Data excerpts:
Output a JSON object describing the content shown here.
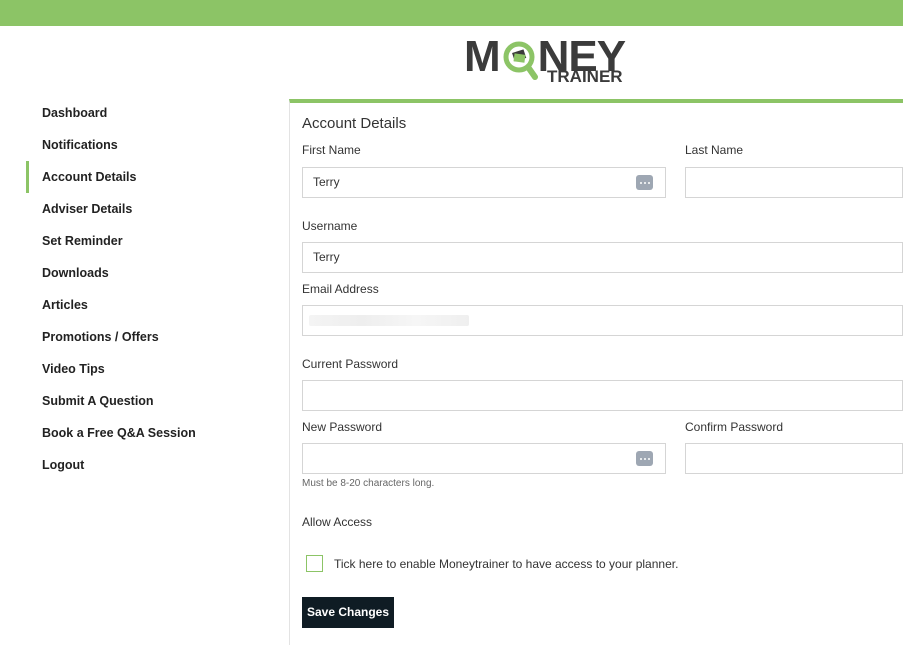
{
  "brand": {
    "logo_part1": "M",
    "logo_part2": "NEY",
    "logo_sub": "TRAINER",
    "accent_color": "#8cc466",
    "dark_color": "#3b3b3b"
  },
  "sidebar": {
    "items": [
      {
        "label": "Dashboard",
        "active": false
      },
      {
        "label": "Notifications",
        "active": false
      },
      {
        "label": "Account Details",
        "active": true
      },
      {
        "label": "Adviser Details",
        "active": false
      },
      {
        "label": "Set Reminder",
        "active": false
      },
      {
        "label": "Downloads",
        "active": false
      },
      {
        "label": "Articles",
        "active": false
      },
      {
        "label": "Promotions / Offers",
        "active": false
      },
      {
        "label": "Video Tips",
        "active": false
      },
      {
        "label": "Submit A Question",
        "active": false
      },
      {
        "label": "Book a Free Q&A Session",
        "active": false
      },
      {
        "label": "Logout",
        "active": false
      }
    ]
  },
  "form": {
    "title": "Account Details",
    "first_name": {
      "label": "First Name",
      "value": "Terry"
    },
    "last_name": {
      "label": "Last Name",
      "value": ""
    },
    "username": {
      "label": "Username",
      "value": "Terry"
    },
    "email": {
      "label": "Email Address",
      "value": ""
    },
    "current_password": {
      "label": "Current Password",
      "value": ""
    },
    "new_password": {
      "label": "New Password",
      "value": "",
      "hint": "Must be 8-20 characters long."
    },
    "confirm_password": {
      "label": "Confirm Password",
      "value": ""
    },
    "allow_access": {
      "label": "Allow Access",
      "checkbox_label": "Tick here to enable Moneytrainer to have access to your planner.",
      "checked": false
    },
    "save_label": "Save Changes"
  }
}
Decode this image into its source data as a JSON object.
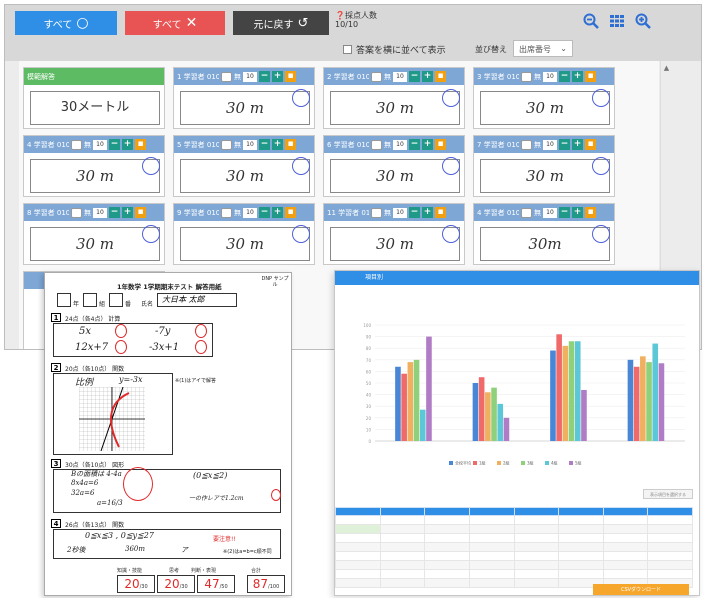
{
  "toolbar": {
    "all_correct_label": "すべて",
    "all_correct_icon": "○",
    "all_wrong_label": "すべて",
    "all_wrong_icon": "✕",
    "undo_label": "元に戻す",
    "undo_icon": "↺",
    "count_label": "採点人数",
    "count_value": "10/10",
    "show_side_by_side": "答案を横に並べて表示",
    "sort_label": "並び替え",
    "sort_value": "出席番号",
    "sort_arrow": "⌄",
    "zoom_out_icon": "zoom-out-icon",
    "grid_icon": "grid-view-icon",
    "zoom_in_icon": "zoom-in-icon"
  },
  "cards": [
    {
      "header": "模範解答",
      "answer": "30メートル",
      "model": true
    },
    {
      "header": "1 学習者 010…",
      "answer": "30 m",
      "score": "10"
    },
    {
      "header": "2 学習者 010…",
      "answer": "30 m",
      "score": "10"
    },
    {
      "header": "3 学習者 010…",
      "answer": "30 m",
      "score": "10"
    },
    {
      "header": "4 学習者 010…",
      "answer": "30 m",
      "score": "10"
    },
    {
      "header": "5 学習者 010…",
      "answer": "30 m",
      "score": "10"
    },
    {
      "header": "6 学習者 010…",
      "answer": "30 m",
      "score": "10"
    },
    {
      "header": "7 学習者 010…",
      "answer": "30 m",
      "score": "10"
    },
    {
      "header": "8 学習者 010…",
      "answer": "30 m",
      "score": "10"
    },
    {
      "header": "9 学習者 010…",
      "answer": "30 m",
      "score": "10"
    },
    {
      "header": "11 学習者 01…",
      "answer": "30 m",
      "score": "10"
    },
    {
      "header": "4 学習者 010…",
      "answer": "30m",
      "score": "10"
    }
  ],
  "card_check_label": "無",
  "sheet": {
    "title": "1年数学 1学期期末テスト 解答用紙",
    "corner": "DNP サンプル",
    "year_label": "年",
    "class_label": "組",
    "number_label": "番",
    "name_label": "氏名",
    "name_value": "大日本 太郎",
    "q1": "24点（各4点） 計算",
    "q1_a1": "5x",
    "q1_a2": "-7y",
    "q1_a3": "12x+7",
    "q1_a4": "-3x+1",
    "q2": "20点（各10点） 関数",
    "q2_a1": "比例",
    "q2_a1b": "y=-3x",
    "q2_note": "※(1)はアイで解答",
    "q3": "30点（各10点） 図形",
    "q3_a1": "Bの面積は 4-4a",
    "q3_a2": "8x4a=6",
    "q3_a3": "32a=6",
    "q3_a4": "a=16/3",
    "q3_a5": "(0≦x≦2)",
    "q3_a6": "一の作レアで1.2cm",
    "q4": "26点（各13点） 関数",
    "q4_a1": "0≦x≦3 , 0≦y≦27",
    "q4_note": "要注意!!",
    "q4_a2": "2秒後",
    "q4_a3": "360m",
    "q4_a4": "ア",
    "q4_ref": "※(2)はa=b=c順不同",
    "score_labels": [
      "知識・技能",
      "思考",
      "判断・表現",
      "合計"
    ],
    "scores": [
      "20",
      "20",
      "47",
      "87"
    ],
    "score_max": [
      "/30",
      "/30",
      "/50",
      "/100"
    ]
  },
  "report": {
    "title": "項目別",
    "legend": [
      "全校平均",
      "1組",
      "2組",
      "3組",
      "4組",
      "5組"
    ],
    "export_label": "CSVダウンロード",
    "small_btn": "表示項目を選択する",
    "table_header": [
      "",
      "",
      "",
      "",
      "",
      "",
      "",
      ""
    ],
    "colors": [
      "#4a86d6",
      "#f06a6a",
      "#f0b060",
      "#8fd17a",
      "#5cc7d6",
      "#b07cc6"
    ]
  },
  "chart_data": {
    "type": "bar",
    "categories": [
      "",
      "",
      "",
      ""
    ],
    "series": [
      {
        "values": [
          64,
          50,
          78,
          70
        ]
      },
      {
        "values": [
          58,
          55,
          92,
          64
        ]
      },
      {
        "values": [
          68,
          42,
          82,
          73
        ]
      },
      {
        "values": [
          70,
          46,
          86,
          68
        ]
      },
      {
        "values": [
          27,
          32,
          86,
          84
        ]
      },
      {
        "values": [
          90,
          20,
          44,
          67
        ]
      }
    ],
    "ylim": [
      0,
      100
    ],
    "legend_position": "bottom"
  }
}
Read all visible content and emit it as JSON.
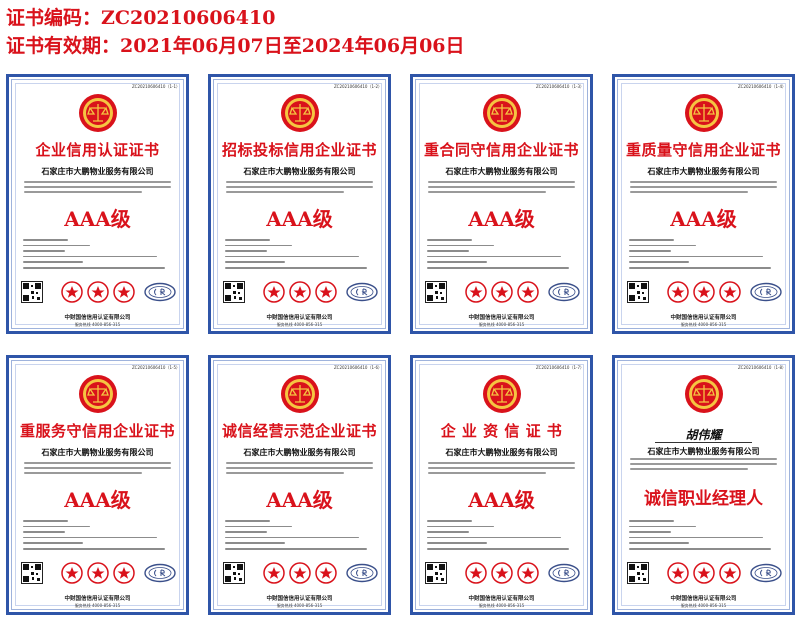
{
  "header": {
    "cert_number_line": "证书编码：ZC20210606410",
    "validity_line": "证书有效期：2021年06月07日至2024年06月06日"
  },
  "colors": {
    "accent_red": "#d9121b",
    "frame_blue": "#2f55a8"
  },
  "certificates": [
    {
      "no": "ZC20210606410（1-1）",
      "title": "企业信用认证证书",
      "company": "石家庄市大鹏物业服务有限公司",
      "grade": "AAA级",
      "issuer": "中财国信信用认证有限公司",
      "hotline": "服务热线 4000-856-315"
    },
    {
      "no": "ZC20210606410（1-2）",
      "title": "招标投标信用企业证书",
      "company": "石家庄市大鹏物业服务有限公司",
      "grade": "AAA级",
      "issuer": "中财国信信用认证有限公司",
      "hotline": "服务热线 4000-856-315"
    },
    {
      "no": "ZC20210606410（1-3）",
      "title": "重合同守信用企业证书",
      "company": "石家庄市大鹏物业服务有限公司",
      "grade": "AAA级",
      "issuer": "中财国信信用认证有限公司",
      "hotline": "服务热线 4000-856-315"
    },
    {
      "no": "ZC20210606410（1-4）",
      "title": "重质量守信用企业证书",
      "company": "石家庄市大鹏物业服务有限公司",
      "grade": "AAA级",
      "issuer": "中财国信信用认证有限公司",
      "hotline": "服务热线 4000-856-315"
    },
    {
      "no": "ZC20210606410（1-5）",
      "title": "重服务守信用企业证书",
      "company": "石家庄市大鹏物业服务有限公司",
      "grade": "AAA级",
      "issuer": "中财国信信用认证有限公司",
      "hotline": "服务热线 4000-856-315"
    },
    {
      "no": "ZC20210606410（1-6）",
      "title": "诚信经营示范企业证书",
      "company": "石家庄市大鹏物业服务有限公司",
      "grade": "AAA级",
      "issuer": "中财国信信用认证有限公司",
      "hotline": "服务热线 4000-856-315"
    },
    {
      "no": "ZC20210606410（1-7）",
      "title": "企 业 资 信 证 书",
      "company": "石家庄市大鹏物业服务有限公司",
      "grade": "AAA级",
      "issuer": "中财国信信用认证有限公司",
      "hotline": "服务热线 4000-856-315"
    }
  ],
  "manager_certificate": {
    "no": "ZC20210606410（1-8）",
    "person": "胡伟耀",
    "company": "石家庄市大鹏物业服务有限公司",
    "title": "诚信职业经理人",
    "issuer": "中财国信信用认证有限公司",
    "hotline": "服务热线 4000-856-315"
  }
}
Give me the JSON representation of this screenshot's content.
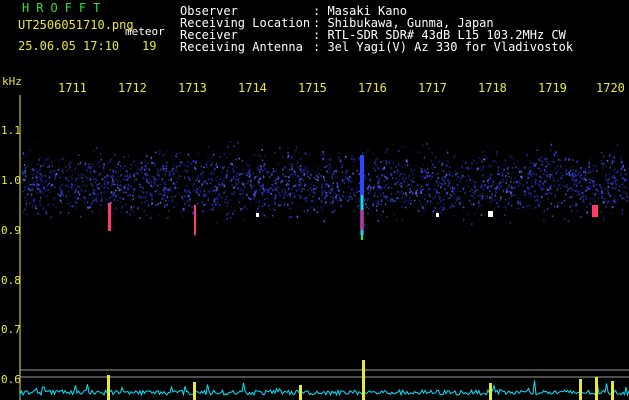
{
  "header": {
    "title": "HROFFT",
    "filename": "UT2506051710.png",
    "tag": "meteor",
    "datetime": "25.06.05 17:10",
    "number": "19"
  },
  "info": {
    "rows": [
      {
        "label": "Observer",
        "value": ": Masaki Kano"
      },
      {
        "label": "Receiving Location",
        "value": ": Shibukawa, Gunma, Japan"
      },
      {
        "label": "Receiver",
        "value": ": RTL-SDR SDR# 43dB L15 103.2MHz CW"
      },
      {
        "label": "Receiving Antenna",
        "value": ": 3el Yagi(V) Az 330 for Vladivostok"
      }
    ]
  },
  "axis": {
    "unit": "kHz",
    "x_ticks": [
      "1711",
      "1712",
      "1713",
      "1714",
      "1715",
      "1716",
      "1717",
      "1718",
      "1719",
      "1720"
    ],
    "y_ticks": [
      "1.1",
      "1.0",
      "0.9",
      "0.8",
      "0.7",
      "0.6"
    ]
  },
  "colors": {
    "background": "#000000",
    "title_green": "#2fdc3a",
    "axis_yellow": "#e8e83a",
    "noise_blue": "#2a3cff",
    "trace_cyan": "#00e5ff"
  }
}
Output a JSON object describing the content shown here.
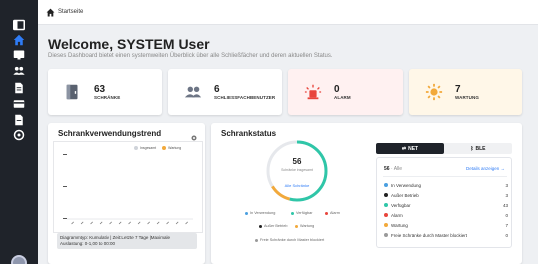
{
  "breadcrumb": {
    "home": "Startseite"
  },
  "header": {
    "title": "Welcome, SYSTEM User",
    "subtitle": "Dieses Dashboard bietet einen systemweiten Überblick über alle Schließfächer und deren aktuellen Status."
  },
  "stats": [
    {
      "value": "63",
      "label": "SCHRÄNKE",
      "icon": "locker-icon"
    },
    {
      "value": "6",
      "label": "SCHLIESSFACHBENUTZER",
      "icon": "users-icon"
    },
    {
      "value": "0",
      "label": "ALARM",
      "icon": "alarm-icon"
    },
    {
      "value": "7",
      "label": "WARTUNG",
      "icon": "maintenance-icon"
    }
  ],
  "trend": {
    "title": "Schrankverwendungstrend",
    "legend": [
      "Insgesamt",
      "Wartung"
    ],
    "note": "Diagrammtyp: Kumulativ | Zeit:Letzte 7 Tage |Maximale Auslastung: 0-1,00 to 00:00"
  },
  "status": {
    "title": "Schrankstatus",
    "donut_total": "56",
    "donut_sub": "Schränke insgesamt",
    "donut_link": "Alle Schränke",
    "donut_fraction_in_use": 0.05,
    "legend": [
      "In Verwendung",
      "Verfügbar",
      "Alarm",
      "Außer Betrieb",
      "Wartung",
      "Freie Schränke durch Master blockiert"
    ],
    "tabs": [
      "NET",
      "BLE"
    ],
    "box_count": "56",
    "box_label": "Alle",
    "details": "Details anzeigen →",
    "rows": [
      {
        "label": "In Verwendung",
        "value": "3",
        "color": "#4a9fe0"
      },
      {
        "label": "Außer Betrieb",
        "value": "3",
        "color": "#222222"
      },
      {
        "label": "Verfügbar",
        "value": "43",
        "color": "#2fc6a8"
      },
      {
        "label": "Alarm",
        "value": "0",
        "color": "#e8453c"
      },
      {
        "label": "Wartung",
        "value": "7",
        "color": "#f2a93b"
      },
      {
        "label": "Freie Schränke durch Master blockiert",
        "value": "0",
        "color": "#9a9a9a"
      }
    ]
  },
  "colors": {
    "accent": "#2f7cf6",
    "sidebar": "#1f232a",
    "teal": "#2fc6a8",
    "orange": "#f2a93b",
    "red": "#e8453c"
  }
}
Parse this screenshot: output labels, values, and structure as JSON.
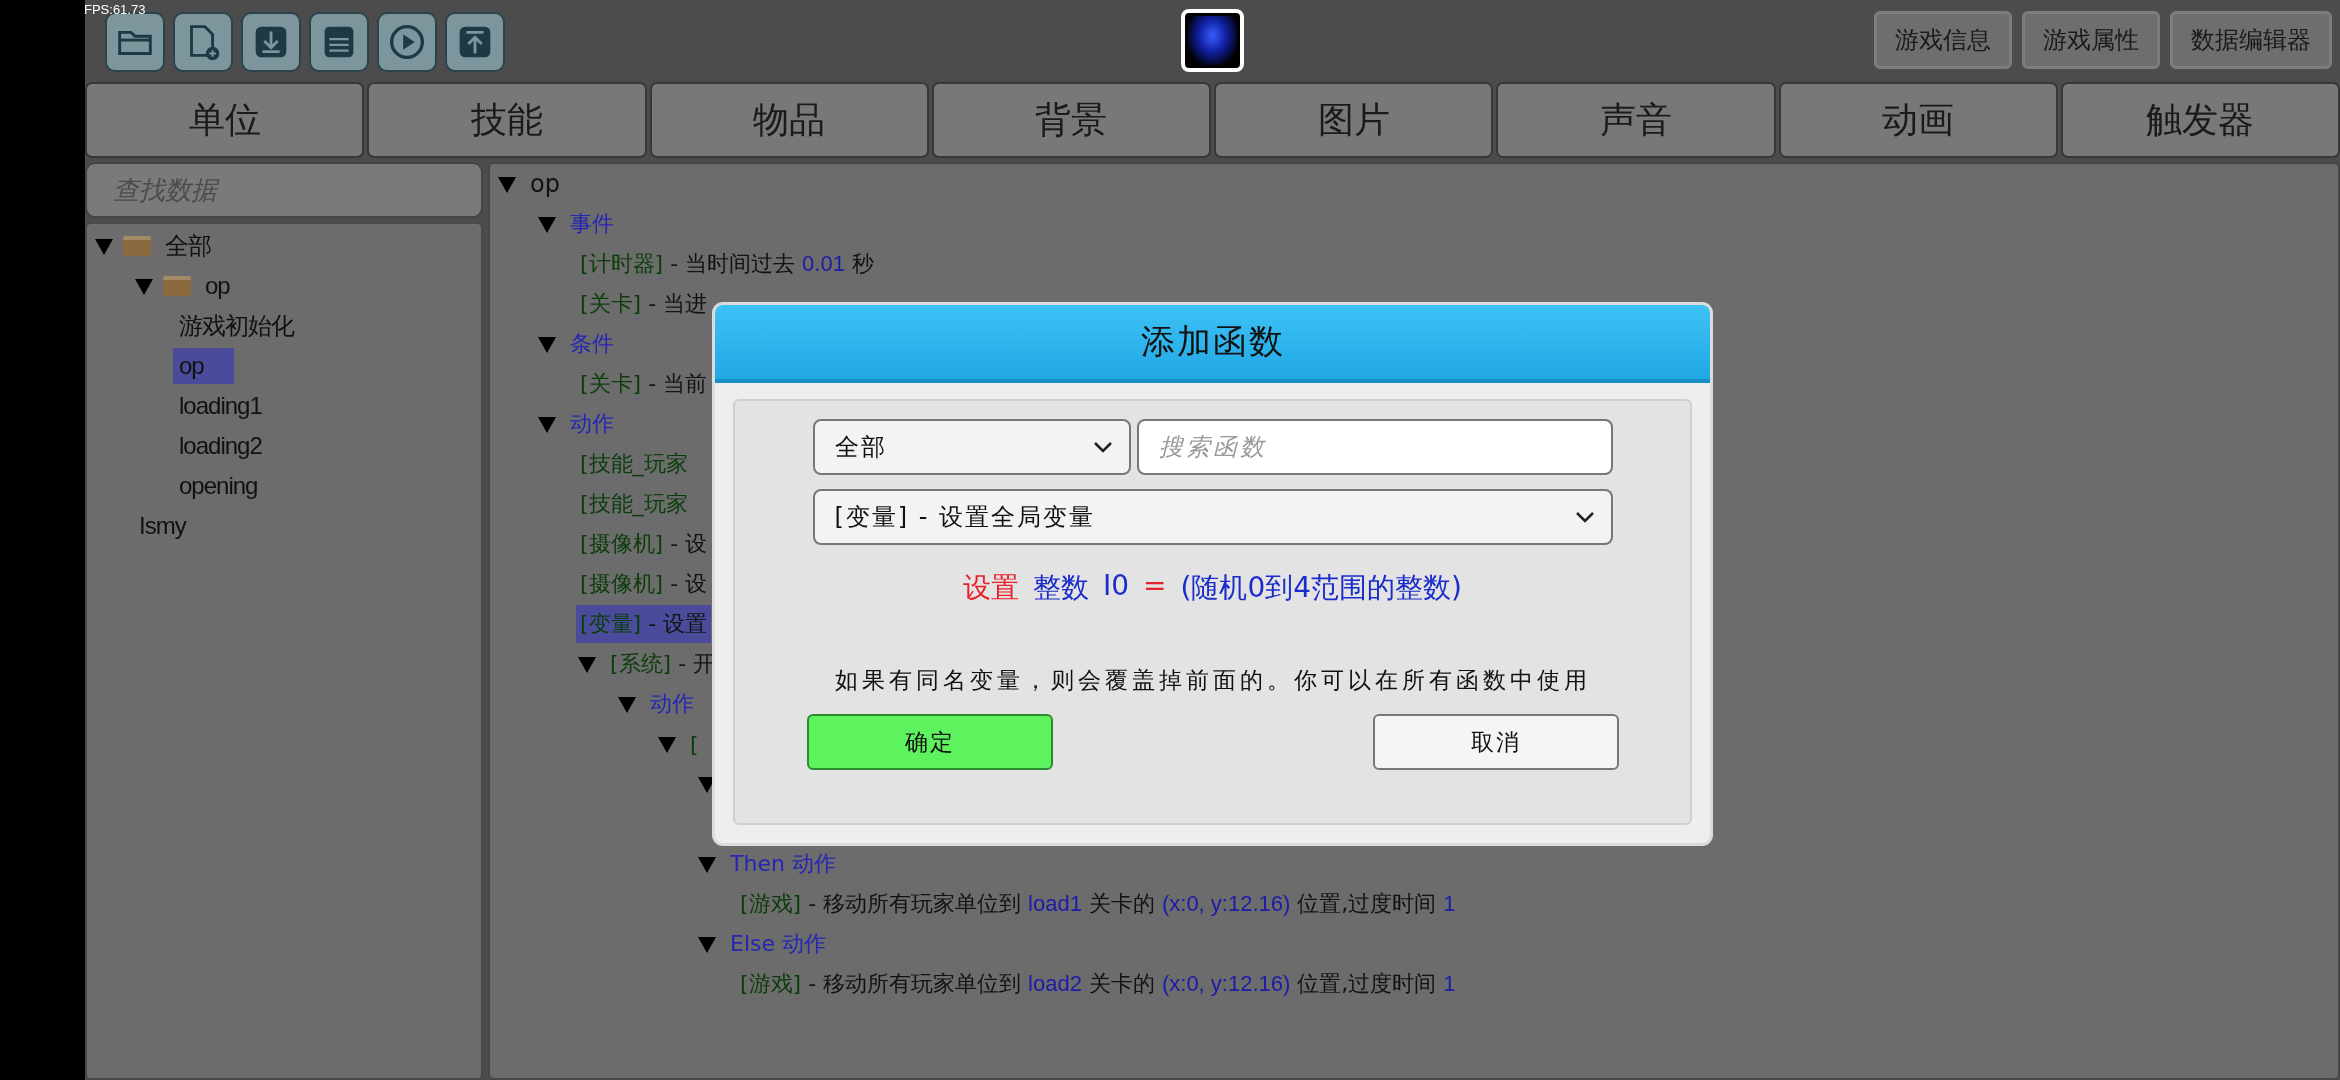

WHAT THE EXERCISE ASKS
Determine how many lines of the entries above carry the string "JSON", and give that number alone.

COMPLETE ANSWER
6